The task -> Copy each line of the material below that includes the string "suffix".

Entries from a dataset
━━━━
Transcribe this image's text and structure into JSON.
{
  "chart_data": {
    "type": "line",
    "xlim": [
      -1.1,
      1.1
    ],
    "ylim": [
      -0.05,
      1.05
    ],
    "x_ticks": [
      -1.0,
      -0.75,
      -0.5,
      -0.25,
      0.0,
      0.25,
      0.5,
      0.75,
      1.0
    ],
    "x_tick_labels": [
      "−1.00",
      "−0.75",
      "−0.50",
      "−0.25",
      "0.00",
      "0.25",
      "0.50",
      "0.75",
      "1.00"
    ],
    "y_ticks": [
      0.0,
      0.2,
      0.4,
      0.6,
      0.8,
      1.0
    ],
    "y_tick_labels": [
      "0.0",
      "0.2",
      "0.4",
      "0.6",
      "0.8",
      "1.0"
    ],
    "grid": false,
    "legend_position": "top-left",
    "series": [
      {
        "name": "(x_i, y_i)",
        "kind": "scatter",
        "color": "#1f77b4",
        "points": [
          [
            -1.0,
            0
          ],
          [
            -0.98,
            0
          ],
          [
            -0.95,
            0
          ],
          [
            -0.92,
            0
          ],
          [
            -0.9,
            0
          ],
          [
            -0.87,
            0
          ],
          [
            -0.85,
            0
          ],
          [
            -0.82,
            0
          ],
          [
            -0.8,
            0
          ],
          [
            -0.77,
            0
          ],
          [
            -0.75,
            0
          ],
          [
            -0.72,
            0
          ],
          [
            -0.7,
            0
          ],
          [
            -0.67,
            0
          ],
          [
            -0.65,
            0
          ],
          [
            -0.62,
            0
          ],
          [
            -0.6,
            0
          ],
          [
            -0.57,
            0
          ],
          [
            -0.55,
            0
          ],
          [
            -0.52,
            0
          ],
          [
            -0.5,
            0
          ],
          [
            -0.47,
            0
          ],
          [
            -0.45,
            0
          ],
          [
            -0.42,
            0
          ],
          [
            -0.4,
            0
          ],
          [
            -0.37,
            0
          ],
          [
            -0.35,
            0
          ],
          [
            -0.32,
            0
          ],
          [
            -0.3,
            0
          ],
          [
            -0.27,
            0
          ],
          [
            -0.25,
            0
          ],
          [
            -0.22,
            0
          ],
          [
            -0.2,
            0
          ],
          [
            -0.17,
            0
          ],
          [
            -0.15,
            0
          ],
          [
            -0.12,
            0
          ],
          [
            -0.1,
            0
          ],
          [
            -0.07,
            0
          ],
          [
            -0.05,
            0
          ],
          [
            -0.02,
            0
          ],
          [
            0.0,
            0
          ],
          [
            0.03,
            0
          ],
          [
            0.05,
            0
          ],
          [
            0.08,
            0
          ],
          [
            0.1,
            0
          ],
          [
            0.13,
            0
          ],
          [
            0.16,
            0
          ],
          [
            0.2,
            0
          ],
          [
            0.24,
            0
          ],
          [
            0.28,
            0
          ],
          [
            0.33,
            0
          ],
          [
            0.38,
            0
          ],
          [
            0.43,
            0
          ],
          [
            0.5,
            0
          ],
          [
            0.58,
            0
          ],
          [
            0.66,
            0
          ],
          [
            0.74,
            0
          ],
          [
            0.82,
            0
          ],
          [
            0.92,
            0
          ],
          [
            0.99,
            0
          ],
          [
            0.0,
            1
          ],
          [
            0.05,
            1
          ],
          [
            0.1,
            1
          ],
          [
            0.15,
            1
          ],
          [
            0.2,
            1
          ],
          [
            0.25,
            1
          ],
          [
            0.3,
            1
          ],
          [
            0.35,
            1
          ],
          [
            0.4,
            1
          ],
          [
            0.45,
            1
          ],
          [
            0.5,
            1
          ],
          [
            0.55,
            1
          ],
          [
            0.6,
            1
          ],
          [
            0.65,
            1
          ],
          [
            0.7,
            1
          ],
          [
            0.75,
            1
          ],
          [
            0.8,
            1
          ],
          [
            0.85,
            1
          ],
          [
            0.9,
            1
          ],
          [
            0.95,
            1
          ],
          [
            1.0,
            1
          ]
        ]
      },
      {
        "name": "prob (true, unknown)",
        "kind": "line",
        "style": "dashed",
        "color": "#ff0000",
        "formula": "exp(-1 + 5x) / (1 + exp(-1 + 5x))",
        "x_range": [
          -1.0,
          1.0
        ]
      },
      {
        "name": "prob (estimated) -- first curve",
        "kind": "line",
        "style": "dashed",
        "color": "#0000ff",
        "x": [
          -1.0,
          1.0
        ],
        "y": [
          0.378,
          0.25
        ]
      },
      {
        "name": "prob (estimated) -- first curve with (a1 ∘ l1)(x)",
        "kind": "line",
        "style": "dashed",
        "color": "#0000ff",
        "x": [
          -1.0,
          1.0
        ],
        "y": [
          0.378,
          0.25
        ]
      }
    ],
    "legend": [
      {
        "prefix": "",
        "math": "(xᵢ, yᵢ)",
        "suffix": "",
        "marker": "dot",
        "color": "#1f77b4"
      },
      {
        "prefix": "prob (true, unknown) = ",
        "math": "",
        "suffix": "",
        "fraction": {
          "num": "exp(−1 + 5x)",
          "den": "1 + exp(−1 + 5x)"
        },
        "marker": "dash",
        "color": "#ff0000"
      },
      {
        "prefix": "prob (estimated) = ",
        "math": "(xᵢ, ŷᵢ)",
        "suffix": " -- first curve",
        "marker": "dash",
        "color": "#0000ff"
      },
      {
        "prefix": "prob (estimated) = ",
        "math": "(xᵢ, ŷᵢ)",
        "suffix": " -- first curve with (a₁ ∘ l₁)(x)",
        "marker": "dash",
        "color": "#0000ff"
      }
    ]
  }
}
━━━━
Output ->
        "suffix": "",
        "suffix": "",
        "suffix": " -- first curve",
        "suffix": " -- first curve with (a₁ ∘ l₁)(x)",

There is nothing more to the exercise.